Copy the Rodin documentation excerpt below in full, character for character.

*** Opening of TEXT SHOWN ***

After conducting pathway analysis in the Rodin class, users can visualize the results through barplots, violin or reg plots based on Entity IDs (EIDs) of metabolites or pathways names. By default, these plots will only display statistically significant metabolites (0.05 by default), omitting those not meeting the significance threshold. This focused approach ensures clearer and more meaningful visualizations, aiding in the interpretation of the pathway analysis outcomes.

In [21]:

obj.violinplot(eids=['E468','E1752	'],hue='Dose',significant=0.0001,category_order=['Control','Low','High'])

In [22]:

obj.boxplot(pathways=['Vitamin H (biotin) metabolism'],
               hue='Dose',significant=0.001,category_order=['Control','Low','High'],grid_dim=(1,3),figsize=(10,5))

Saving and Importing Objects in Rodin

Saving the Object: To save the current state of a Rodin object, use the save method. This method allows you to store the object for future use, preserving all its data and attributes.

*** Close of TEXT SHOWN ***
*** Opening of DATASET RECORDS ***

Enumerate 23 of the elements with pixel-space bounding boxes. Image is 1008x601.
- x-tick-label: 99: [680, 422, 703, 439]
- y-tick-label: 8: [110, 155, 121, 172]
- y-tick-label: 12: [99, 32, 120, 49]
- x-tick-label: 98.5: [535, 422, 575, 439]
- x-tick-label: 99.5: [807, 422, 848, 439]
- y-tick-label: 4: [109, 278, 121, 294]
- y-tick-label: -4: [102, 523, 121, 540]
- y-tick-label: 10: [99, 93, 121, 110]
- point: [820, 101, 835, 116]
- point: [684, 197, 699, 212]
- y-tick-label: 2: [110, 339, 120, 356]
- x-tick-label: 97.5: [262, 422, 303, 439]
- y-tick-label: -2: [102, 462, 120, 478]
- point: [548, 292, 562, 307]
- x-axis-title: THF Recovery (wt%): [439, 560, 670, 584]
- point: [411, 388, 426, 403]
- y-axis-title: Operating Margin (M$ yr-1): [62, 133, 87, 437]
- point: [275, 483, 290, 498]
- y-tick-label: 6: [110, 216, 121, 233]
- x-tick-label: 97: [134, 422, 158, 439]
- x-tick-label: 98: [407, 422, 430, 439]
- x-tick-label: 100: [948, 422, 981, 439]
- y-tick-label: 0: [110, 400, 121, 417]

*** Close of DATASET RECORDS ***

**YOUR SOLUTION**
After conducting pathway analysis in the Rodin class, users can visualize the results through barplots, violin or reg plots based on Entity IDs (EIDs) of metabolites or pathways names. By default, these plots will only display statistically significant metabolites (0.05 by default), omitting those not meeting the significance threshold. This focused approach ensures clearer and more meaningful visualizations, aiding in the interpretation of the pathway analysis outcomes.

In [21]:

obj.violinplot(eids=['E468','E1752	'],hue='Dose',significant=0.0001,category_order=['Control','Low','High'])

In [22]:

obj.boxplot(pathways=['Vitamin H (biotin) metabolism'],
               hue='Dose',significant=0.001,category_order=['Control','Low','High'],grid_dim=(1,3),figsize=(10,5))

Saving and Importing Objects in Rodin

Saving the Object: To save the current state of a Rodin object, use the save method. This method allows you to store the object for future use, preserving all its data and attributes.